[Stored items]

----------

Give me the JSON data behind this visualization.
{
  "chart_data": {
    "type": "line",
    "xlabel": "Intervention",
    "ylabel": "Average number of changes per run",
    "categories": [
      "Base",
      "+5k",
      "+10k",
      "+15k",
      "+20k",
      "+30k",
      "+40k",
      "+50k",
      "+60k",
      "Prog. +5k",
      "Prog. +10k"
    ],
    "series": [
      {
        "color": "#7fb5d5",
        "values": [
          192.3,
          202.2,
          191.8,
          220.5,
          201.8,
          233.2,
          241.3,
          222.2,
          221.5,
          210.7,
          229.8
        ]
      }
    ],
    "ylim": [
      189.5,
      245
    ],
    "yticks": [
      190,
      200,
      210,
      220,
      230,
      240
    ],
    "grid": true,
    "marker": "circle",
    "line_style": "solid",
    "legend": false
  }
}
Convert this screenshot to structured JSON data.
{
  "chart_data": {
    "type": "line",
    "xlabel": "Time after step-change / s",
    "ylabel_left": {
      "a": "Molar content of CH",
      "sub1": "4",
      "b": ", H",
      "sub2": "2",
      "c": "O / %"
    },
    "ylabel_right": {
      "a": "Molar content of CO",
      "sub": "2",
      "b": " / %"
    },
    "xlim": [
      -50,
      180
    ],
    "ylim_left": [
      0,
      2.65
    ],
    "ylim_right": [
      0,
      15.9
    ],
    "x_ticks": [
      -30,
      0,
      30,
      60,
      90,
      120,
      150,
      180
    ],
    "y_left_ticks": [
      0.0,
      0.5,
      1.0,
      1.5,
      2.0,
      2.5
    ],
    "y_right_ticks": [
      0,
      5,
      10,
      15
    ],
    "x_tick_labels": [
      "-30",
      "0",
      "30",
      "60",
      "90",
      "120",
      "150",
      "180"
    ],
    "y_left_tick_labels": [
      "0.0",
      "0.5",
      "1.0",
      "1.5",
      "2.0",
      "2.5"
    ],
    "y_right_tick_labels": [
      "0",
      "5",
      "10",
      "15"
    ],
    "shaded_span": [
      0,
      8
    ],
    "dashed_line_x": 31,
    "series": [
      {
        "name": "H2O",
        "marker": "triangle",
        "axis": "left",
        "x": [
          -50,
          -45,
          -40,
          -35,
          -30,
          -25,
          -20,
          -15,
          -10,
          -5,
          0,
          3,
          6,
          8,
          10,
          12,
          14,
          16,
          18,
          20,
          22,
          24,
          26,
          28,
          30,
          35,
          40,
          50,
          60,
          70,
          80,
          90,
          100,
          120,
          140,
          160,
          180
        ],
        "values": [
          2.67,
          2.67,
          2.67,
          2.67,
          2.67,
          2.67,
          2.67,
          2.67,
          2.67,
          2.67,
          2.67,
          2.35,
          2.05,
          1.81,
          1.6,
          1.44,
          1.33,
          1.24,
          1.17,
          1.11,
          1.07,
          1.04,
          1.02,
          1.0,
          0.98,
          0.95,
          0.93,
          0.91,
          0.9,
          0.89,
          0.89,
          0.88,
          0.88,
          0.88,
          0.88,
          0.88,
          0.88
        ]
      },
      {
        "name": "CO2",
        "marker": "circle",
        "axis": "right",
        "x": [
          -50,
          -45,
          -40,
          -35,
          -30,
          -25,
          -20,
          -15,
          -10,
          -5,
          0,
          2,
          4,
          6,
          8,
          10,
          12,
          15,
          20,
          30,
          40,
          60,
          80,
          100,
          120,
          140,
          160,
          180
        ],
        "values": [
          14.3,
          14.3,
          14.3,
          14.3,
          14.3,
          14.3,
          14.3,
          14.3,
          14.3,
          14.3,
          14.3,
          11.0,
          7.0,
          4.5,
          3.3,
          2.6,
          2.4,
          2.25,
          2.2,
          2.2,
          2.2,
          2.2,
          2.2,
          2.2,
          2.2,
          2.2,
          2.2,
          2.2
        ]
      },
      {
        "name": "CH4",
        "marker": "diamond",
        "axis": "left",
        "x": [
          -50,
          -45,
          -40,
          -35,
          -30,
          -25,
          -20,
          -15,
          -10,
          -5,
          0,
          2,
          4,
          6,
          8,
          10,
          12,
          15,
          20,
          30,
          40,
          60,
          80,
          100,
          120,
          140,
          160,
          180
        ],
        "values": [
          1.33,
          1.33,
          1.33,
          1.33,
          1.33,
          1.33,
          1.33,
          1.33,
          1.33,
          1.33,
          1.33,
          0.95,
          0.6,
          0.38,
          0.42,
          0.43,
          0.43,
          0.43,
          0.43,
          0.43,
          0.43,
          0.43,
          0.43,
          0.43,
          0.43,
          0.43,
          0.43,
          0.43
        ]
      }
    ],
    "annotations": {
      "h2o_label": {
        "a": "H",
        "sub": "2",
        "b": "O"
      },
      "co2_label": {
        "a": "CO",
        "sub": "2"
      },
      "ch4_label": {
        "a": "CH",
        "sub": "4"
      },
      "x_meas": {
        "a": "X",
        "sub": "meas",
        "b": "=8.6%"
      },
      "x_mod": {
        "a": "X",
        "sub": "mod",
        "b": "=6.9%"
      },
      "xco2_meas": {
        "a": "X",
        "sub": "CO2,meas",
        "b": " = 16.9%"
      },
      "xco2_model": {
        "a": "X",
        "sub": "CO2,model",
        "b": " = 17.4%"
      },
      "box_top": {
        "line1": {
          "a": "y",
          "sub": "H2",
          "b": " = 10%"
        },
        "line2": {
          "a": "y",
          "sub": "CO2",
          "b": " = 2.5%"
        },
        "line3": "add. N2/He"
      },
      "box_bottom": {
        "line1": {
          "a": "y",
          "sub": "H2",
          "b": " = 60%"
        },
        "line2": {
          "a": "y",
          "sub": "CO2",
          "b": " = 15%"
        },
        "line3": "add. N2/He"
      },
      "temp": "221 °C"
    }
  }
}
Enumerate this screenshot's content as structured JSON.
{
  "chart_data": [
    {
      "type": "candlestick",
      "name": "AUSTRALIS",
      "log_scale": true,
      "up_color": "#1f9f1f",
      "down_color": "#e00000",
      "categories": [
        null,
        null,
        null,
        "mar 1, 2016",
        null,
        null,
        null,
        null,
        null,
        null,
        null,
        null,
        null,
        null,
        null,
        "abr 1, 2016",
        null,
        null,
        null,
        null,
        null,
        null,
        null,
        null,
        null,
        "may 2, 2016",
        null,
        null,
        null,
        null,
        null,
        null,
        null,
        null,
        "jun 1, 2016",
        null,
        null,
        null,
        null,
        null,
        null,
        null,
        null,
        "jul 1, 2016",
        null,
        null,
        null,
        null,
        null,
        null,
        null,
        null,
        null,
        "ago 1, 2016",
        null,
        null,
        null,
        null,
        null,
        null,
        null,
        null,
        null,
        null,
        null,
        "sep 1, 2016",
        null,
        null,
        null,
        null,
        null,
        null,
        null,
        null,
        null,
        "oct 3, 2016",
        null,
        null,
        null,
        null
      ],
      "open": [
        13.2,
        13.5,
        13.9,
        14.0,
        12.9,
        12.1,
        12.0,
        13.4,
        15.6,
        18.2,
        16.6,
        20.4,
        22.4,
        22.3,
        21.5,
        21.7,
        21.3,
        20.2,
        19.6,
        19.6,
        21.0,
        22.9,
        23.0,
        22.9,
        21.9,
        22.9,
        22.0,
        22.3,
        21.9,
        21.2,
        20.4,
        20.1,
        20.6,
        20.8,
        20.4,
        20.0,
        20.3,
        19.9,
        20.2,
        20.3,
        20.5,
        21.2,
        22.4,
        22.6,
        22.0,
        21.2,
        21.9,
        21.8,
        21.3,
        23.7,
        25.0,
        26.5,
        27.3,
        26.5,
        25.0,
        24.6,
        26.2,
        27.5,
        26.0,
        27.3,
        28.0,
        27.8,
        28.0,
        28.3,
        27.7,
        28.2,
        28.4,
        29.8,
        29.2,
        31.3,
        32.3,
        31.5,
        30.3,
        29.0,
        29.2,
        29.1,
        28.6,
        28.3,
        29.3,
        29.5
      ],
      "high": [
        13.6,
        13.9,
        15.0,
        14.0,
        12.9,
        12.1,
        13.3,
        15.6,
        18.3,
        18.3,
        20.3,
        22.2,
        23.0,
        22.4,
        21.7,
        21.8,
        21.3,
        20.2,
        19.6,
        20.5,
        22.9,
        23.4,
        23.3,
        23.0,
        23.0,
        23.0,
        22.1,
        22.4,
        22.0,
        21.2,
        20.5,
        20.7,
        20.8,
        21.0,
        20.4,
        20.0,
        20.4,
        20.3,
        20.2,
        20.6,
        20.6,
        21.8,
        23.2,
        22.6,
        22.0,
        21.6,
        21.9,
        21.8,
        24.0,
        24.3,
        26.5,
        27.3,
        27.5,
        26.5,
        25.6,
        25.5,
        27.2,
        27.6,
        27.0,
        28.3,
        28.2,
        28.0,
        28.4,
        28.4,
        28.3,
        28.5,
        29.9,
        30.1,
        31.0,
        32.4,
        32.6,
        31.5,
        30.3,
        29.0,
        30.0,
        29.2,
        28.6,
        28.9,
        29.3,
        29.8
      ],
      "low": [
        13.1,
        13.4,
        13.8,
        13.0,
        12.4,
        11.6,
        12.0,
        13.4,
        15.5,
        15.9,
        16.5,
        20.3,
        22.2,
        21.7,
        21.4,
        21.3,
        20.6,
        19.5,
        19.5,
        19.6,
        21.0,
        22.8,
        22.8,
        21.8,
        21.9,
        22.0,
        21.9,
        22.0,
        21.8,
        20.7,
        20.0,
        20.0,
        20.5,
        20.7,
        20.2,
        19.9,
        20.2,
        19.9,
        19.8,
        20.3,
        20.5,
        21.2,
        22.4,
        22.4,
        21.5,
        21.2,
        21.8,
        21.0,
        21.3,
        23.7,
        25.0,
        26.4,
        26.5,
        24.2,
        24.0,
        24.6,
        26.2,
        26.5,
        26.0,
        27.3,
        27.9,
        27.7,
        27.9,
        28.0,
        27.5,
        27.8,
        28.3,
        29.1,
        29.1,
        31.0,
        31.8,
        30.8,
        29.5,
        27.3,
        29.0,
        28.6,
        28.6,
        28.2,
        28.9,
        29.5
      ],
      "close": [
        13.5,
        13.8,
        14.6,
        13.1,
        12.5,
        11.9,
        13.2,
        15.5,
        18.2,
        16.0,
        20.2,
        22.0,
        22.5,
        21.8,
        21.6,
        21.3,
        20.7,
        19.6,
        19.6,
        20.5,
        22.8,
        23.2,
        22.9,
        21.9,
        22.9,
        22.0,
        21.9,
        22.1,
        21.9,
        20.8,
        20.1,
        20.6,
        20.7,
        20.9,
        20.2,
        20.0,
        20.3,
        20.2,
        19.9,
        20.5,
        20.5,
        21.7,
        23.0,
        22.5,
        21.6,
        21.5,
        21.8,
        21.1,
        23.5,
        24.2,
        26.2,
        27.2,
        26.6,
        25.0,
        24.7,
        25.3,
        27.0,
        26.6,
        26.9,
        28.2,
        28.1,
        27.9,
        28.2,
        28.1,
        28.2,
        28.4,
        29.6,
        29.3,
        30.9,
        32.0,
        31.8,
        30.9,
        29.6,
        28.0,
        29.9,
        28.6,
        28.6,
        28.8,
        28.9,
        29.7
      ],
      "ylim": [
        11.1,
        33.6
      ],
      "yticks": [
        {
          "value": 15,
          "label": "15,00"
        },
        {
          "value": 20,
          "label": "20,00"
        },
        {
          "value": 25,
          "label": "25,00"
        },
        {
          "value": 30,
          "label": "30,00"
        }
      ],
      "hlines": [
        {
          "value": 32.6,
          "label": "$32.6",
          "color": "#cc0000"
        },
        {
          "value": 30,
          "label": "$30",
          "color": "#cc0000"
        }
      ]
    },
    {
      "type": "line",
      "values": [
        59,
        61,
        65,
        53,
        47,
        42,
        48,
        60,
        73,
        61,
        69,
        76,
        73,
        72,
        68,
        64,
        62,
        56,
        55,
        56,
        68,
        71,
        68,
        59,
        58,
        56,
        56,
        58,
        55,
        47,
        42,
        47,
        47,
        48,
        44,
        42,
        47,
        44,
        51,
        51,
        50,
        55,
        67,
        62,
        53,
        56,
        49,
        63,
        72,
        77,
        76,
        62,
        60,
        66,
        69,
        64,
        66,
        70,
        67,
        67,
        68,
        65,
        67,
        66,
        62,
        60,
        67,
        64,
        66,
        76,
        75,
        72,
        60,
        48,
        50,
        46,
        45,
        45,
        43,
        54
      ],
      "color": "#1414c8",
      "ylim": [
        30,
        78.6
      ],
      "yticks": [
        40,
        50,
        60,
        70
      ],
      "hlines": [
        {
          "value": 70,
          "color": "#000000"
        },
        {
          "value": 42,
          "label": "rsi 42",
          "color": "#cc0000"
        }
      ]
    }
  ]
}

----------

Work out how many lines above contain the word "screenshot". Give only the number.

__Correct output__. 2